[Rows from a figure dataset]

>> Begin

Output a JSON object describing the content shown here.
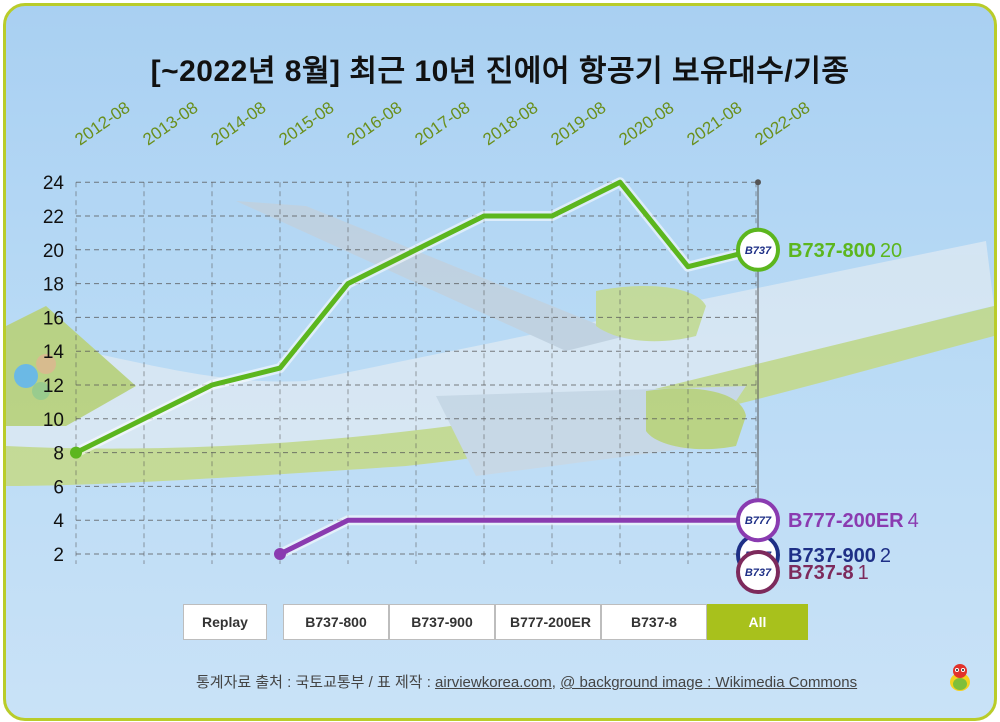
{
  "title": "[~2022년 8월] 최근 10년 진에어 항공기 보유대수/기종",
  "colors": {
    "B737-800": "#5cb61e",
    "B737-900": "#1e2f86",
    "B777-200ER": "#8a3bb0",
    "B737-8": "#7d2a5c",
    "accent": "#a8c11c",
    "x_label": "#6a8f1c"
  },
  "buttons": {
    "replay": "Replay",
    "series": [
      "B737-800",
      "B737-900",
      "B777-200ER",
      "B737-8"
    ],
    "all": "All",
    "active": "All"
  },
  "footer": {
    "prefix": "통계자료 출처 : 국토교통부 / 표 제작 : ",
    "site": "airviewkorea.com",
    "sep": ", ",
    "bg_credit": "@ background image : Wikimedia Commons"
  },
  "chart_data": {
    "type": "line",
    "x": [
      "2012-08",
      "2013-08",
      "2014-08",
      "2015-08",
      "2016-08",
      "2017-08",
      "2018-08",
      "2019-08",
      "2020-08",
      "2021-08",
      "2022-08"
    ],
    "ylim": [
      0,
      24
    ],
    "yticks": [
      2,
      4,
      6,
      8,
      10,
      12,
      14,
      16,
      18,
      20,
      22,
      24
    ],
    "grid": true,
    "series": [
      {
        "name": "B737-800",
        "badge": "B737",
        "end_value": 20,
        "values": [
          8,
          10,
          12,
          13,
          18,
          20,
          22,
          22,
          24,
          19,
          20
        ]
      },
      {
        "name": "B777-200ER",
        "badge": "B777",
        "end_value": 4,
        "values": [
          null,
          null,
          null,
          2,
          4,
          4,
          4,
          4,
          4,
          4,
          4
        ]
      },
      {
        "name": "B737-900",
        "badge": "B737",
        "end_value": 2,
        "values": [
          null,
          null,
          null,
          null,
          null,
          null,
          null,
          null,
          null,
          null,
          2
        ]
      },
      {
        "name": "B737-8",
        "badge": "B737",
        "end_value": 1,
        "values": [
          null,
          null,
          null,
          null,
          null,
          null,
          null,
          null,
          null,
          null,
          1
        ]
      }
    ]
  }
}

>> End
>> Begin

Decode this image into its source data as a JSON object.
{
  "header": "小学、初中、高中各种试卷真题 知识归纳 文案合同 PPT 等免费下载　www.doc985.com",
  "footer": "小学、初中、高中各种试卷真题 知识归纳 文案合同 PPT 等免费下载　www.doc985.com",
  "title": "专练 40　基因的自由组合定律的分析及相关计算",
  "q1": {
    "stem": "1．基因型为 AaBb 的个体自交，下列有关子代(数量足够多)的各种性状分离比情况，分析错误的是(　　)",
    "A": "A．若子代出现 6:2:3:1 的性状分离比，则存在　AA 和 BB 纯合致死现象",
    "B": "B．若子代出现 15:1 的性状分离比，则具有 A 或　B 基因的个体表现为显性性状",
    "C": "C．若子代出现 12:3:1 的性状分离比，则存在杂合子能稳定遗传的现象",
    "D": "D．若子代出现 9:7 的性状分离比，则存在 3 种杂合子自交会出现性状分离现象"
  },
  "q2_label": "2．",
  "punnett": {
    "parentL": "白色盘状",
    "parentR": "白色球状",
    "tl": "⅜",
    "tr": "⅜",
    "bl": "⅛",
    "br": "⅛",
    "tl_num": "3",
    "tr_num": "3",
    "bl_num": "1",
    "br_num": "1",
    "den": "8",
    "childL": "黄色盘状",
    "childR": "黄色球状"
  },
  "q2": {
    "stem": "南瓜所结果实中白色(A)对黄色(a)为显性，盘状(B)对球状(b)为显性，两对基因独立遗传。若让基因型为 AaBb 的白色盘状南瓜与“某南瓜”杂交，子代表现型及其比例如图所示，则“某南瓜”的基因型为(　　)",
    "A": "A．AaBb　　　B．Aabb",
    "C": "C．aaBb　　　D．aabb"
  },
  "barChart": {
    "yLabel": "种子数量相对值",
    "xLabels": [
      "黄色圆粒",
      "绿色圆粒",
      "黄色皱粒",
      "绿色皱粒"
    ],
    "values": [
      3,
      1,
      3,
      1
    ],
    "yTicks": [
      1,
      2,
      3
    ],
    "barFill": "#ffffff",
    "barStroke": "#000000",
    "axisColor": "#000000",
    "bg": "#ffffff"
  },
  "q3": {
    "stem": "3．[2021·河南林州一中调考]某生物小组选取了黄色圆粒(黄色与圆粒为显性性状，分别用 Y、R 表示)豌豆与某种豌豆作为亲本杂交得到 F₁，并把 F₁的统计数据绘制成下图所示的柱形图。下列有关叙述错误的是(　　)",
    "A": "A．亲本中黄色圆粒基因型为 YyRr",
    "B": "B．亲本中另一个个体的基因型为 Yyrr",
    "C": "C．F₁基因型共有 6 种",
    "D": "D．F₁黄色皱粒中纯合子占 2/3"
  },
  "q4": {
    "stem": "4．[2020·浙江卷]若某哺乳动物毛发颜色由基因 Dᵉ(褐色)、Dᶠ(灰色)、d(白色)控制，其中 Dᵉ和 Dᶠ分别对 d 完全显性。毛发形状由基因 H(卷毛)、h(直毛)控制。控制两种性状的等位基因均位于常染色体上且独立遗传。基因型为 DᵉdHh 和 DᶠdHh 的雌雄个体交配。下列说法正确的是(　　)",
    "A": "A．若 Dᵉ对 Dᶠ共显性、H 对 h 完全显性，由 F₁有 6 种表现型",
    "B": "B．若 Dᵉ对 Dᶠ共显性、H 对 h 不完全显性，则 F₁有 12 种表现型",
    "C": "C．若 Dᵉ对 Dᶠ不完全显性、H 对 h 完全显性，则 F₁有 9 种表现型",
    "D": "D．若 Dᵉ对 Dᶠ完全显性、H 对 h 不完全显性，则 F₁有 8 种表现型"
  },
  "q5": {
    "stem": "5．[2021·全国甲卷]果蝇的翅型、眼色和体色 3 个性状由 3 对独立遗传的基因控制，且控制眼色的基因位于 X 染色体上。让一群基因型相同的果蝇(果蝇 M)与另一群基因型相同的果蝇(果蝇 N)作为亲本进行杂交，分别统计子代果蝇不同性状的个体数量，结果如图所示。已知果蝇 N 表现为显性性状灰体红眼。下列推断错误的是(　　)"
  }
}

>> End

Which lines of the data include "文案合同"? Copy each of them.

Full solution:
  "header": "小学、初中、高中各种试卷真题 知识归纳 文案合同 PPT 等免费下载　www.doc985.com",
  "footer": "小学、初中、高中各种试卷真题 知识归纳 文案合同 PPT 等免费下载　www.doc985.com",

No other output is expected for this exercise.